Search the data for the string "podstawa" and extract every line where it appears.

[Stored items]
BEGIN
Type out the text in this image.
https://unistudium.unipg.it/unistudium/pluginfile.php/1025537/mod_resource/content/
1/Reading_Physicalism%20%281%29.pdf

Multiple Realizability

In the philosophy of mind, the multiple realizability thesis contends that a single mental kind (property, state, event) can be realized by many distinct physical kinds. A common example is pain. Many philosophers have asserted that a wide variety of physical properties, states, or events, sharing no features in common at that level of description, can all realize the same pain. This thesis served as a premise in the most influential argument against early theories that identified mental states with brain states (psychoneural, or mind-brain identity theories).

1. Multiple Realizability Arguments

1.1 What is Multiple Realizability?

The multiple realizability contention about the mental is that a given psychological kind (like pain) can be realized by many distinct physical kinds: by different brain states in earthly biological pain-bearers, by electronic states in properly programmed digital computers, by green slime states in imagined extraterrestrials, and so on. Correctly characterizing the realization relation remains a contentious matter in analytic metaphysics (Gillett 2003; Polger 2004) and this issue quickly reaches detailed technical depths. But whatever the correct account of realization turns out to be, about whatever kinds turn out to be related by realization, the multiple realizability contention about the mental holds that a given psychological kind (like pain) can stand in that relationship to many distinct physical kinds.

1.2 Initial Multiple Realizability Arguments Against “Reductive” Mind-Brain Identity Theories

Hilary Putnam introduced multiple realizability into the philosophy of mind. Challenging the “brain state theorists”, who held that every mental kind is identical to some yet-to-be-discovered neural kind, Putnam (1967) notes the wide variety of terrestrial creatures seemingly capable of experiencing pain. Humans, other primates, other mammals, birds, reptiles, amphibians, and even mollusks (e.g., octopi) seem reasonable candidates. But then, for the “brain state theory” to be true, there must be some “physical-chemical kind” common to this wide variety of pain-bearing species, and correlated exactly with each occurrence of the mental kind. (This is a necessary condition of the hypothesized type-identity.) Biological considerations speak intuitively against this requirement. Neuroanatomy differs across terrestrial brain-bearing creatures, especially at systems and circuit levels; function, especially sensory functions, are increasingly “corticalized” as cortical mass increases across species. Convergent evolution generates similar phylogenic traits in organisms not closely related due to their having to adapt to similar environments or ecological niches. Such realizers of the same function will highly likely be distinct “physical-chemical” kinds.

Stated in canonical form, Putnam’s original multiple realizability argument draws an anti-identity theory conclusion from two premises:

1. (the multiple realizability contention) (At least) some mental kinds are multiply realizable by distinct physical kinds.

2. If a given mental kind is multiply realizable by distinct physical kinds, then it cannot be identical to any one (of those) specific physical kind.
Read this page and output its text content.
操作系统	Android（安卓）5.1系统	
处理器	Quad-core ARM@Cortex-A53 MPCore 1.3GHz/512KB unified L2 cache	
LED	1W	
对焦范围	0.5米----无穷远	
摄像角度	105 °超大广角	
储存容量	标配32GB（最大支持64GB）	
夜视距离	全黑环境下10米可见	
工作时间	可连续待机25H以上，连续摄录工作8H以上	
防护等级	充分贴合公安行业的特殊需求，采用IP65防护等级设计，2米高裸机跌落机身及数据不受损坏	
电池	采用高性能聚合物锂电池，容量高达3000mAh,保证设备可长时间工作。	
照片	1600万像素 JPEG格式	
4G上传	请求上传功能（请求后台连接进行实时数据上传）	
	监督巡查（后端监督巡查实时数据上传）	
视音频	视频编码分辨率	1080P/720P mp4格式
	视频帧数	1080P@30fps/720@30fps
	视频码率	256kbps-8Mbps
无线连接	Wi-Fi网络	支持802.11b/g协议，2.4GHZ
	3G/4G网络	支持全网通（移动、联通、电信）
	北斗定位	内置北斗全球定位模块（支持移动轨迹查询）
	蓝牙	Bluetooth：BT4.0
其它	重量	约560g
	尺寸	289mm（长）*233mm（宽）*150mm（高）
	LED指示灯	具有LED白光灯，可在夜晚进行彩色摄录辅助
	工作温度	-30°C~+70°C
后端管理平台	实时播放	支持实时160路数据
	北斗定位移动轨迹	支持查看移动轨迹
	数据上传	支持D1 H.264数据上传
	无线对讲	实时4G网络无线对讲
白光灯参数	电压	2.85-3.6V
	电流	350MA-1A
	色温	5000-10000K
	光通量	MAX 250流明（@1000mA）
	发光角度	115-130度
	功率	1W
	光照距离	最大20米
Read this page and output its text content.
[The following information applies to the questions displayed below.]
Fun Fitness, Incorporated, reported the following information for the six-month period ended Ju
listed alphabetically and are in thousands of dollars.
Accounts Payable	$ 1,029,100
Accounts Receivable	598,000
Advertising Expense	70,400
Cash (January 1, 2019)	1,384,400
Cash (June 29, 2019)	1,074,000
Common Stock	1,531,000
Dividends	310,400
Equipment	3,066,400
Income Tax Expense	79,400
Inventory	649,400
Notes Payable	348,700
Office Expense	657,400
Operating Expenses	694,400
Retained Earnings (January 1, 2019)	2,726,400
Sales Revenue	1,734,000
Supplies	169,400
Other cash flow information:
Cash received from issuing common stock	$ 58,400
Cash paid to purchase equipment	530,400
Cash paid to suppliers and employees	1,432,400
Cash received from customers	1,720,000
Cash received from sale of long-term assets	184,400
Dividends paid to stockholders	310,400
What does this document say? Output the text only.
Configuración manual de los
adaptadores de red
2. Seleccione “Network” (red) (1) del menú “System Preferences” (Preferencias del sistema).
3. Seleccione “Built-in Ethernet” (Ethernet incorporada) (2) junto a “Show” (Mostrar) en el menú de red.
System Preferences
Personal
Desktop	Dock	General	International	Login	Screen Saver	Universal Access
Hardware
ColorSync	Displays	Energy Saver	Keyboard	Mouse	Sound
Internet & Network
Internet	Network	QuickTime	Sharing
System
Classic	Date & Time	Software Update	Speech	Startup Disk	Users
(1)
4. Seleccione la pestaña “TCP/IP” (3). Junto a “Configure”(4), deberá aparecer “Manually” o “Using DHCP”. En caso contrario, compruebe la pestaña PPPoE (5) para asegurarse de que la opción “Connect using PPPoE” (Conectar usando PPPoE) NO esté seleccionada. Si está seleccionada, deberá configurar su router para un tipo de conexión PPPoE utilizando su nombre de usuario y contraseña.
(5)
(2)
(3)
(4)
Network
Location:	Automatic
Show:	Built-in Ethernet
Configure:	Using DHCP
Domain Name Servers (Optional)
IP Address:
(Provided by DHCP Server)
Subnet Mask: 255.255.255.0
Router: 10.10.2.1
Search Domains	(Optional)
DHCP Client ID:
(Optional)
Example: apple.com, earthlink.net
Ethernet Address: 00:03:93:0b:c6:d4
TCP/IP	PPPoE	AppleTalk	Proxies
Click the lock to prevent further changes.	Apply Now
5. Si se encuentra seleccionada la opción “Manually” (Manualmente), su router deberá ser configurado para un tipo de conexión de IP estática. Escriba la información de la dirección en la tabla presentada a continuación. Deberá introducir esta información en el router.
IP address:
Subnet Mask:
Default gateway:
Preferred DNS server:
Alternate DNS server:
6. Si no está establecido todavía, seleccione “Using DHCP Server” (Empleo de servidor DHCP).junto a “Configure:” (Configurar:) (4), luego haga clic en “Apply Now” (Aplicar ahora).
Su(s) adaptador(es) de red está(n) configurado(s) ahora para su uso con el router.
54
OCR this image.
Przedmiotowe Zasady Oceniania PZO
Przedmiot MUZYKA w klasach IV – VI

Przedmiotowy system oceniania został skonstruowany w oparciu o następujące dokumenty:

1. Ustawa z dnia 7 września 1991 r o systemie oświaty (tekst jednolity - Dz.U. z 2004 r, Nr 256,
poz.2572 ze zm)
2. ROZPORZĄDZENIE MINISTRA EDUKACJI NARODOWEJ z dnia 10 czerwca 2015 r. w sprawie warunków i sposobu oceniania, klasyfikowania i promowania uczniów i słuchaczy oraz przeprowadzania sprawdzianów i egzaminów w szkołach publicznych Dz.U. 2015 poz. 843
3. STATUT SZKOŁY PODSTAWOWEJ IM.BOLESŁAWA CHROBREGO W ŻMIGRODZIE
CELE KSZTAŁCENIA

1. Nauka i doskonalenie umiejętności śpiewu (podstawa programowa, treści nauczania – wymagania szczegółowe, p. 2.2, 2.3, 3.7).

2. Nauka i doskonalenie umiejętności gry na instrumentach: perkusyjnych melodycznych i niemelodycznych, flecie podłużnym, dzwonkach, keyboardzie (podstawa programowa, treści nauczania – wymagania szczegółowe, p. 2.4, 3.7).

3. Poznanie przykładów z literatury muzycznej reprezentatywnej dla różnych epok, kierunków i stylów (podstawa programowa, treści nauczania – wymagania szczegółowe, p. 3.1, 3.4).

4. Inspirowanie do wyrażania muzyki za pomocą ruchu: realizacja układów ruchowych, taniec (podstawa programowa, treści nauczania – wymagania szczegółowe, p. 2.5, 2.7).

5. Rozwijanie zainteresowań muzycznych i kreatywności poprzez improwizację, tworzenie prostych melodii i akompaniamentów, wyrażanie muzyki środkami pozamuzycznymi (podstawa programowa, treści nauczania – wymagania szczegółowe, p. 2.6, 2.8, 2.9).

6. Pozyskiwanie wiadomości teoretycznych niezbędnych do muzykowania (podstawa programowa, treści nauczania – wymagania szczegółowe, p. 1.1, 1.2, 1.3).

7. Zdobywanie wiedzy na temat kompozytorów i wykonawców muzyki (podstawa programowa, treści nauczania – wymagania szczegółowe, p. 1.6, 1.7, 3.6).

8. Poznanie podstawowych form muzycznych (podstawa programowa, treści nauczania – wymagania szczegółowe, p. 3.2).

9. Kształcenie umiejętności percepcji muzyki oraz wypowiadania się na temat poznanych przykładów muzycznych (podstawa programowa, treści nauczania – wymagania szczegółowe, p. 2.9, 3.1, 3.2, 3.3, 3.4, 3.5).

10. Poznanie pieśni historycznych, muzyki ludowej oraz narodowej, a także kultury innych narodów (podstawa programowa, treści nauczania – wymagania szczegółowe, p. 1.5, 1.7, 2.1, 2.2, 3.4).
END
### EXERCISE RESPONSE
1. Nauka i doskonalenie umiejętności śpiewu (podstawa programowa, treści nauczania – wymagania szczegółowe, p. 2.2, 2.3, 3.7).
2. Nauka i doskonalenie umiejętności gry na instrumentach: perkusyjnych melodycznych i niemelodycznych, flecie podłużnym, dzwonkach, keyboardzie (podstawa programowa, treści nauczania – wymagania szczegółowe, p. 2.4, 3.7).
3. Poznanie przykładów z literatury muzycznej reprezentatywnej dla różnych epok, kierunków i stylów (podstawa programowa, treści nauczania – wymagania szczegółowe, p. 3.1, 3.4).
4. Inspirowanie do wyrażania muzyki za pomocą ruchu: realizacja układów ruchowych, taniec (podstawa programowa, treści nauczania – wymagania szczegółowe, p. 2.5, 2.7).
5. Rozwijanie zainteresowań muzycznych i kreatywności poprzez improwizację, tworzenie prostych melodii i akompaniamentów, wyrażanie muzyki środkami pozamuzycznymi (podstawa programowa, treści nauczania – wymagania szczegółowe, p. 2.6, 2.8, 2.9).
6. Pozyskiwanie wiadomości teoretycznych niezbędnych do muzykowania (podstawa programowa, treści nauczania – wymagania szczegółowe, p. 1.1, 1.2, 1.3).
7. Zdobywanie wiedzy na temat kompozytorów i wykonawców muzyki (podstawa programowa, treści nauczania – wymagania szczegółowe, p. 1.6, 1.7, 3.6).
8. Poznanie podstawowych form muzycznych (podstawa programowa, treści nauczania – wymagania szczegółowe, p. 3.2).
9. Kształcenie umiejętności percepcji muzyki oraz wypowiadania się na temat poznanych przykładów muzycznych (podstawa programowa, treści nauczania – wymagania szczegółowe, p. 2.9, 3.1, 3.2, 3.3, 3.4, 3.5).
10. Poznanie pieśni historycznych, muzyki ludowej oraz narodowej, a także kultury innych narodów (podstawa programowa, treści nauczania – wymagania szczegółowe, p. 1.5, 1.7, 2.1, 2.2, 3.4).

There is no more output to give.